## [Part of a data file]
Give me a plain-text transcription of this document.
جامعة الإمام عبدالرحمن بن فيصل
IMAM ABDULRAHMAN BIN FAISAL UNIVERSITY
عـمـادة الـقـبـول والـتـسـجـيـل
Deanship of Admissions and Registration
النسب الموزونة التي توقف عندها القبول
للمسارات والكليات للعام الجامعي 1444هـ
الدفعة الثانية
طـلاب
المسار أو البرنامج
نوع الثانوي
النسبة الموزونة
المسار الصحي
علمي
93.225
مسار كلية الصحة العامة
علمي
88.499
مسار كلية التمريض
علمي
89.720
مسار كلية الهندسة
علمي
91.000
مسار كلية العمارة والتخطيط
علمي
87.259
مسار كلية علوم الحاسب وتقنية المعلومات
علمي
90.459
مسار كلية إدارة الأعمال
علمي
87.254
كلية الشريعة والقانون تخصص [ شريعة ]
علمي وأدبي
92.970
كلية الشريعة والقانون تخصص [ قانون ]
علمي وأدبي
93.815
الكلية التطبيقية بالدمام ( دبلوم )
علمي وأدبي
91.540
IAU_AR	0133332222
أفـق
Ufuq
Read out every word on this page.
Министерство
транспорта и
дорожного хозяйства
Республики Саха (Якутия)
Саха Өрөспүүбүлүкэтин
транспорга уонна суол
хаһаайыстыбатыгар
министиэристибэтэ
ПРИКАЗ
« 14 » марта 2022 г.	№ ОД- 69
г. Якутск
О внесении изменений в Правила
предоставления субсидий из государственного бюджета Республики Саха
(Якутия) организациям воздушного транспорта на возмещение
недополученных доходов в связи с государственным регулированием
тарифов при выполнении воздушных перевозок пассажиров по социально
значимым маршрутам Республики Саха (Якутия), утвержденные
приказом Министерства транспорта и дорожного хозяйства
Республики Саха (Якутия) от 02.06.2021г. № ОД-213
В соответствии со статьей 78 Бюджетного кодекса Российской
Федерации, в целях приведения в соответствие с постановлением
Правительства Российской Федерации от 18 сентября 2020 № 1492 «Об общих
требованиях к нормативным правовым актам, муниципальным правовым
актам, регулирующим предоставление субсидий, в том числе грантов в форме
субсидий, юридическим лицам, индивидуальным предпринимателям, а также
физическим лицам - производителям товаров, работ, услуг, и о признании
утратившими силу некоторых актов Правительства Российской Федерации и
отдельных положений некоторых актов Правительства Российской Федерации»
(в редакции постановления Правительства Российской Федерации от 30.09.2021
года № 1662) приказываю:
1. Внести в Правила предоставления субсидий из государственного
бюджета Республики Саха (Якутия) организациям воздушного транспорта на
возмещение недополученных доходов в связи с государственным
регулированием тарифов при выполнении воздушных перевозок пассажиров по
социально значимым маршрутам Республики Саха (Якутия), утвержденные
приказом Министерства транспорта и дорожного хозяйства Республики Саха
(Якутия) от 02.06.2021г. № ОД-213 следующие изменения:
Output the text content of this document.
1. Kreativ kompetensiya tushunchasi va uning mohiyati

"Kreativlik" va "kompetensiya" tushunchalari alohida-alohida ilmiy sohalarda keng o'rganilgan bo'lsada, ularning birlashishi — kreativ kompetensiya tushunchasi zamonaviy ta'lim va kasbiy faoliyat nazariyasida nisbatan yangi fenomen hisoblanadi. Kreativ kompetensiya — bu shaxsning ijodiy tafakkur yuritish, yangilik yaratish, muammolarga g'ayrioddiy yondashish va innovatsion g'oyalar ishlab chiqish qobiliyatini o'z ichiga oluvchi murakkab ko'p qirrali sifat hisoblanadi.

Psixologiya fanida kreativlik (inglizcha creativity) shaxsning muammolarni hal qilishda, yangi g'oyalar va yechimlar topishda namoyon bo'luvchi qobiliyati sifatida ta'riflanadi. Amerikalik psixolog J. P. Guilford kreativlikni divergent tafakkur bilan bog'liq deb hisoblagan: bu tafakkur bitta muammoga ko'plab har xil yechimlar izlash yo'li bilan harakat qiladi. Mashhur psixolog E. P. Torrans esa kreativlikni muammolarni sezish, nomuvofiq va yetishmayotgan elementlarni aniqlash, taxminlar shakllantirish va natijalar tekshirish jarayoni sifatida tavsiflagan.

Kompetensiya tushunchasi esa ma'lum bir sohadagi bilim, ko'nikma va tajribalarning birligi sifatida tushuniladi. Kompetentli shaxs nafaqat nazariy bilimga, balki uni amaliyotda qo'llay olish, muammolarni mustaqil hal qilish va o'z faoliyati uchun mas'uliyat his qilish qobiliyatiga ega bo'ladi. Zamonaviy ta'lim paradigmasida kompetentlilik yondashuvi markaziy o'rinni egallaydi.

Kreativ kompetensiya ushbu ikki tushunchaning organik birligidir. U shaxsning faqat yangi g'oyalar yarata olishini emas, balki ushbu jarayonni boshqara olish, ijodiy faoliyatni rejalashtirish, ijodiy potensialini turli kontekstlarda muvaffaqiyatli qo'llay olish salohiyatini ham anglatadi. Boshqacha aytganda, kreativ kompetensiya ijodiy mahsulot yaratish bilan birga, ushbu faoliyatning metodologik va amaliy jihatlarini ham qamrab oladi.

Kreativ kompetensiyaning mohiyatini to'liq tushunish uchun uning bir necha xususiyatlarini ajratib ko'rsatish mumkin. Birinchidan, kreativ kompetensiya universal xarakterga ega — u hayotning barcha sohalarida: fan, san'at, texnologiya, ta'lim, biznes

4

## [WRITTEN INSTRUCTION]
Report the number of lines holding the string "تخصص", without any other words.

## [OUTPUT OF THE TASK]
2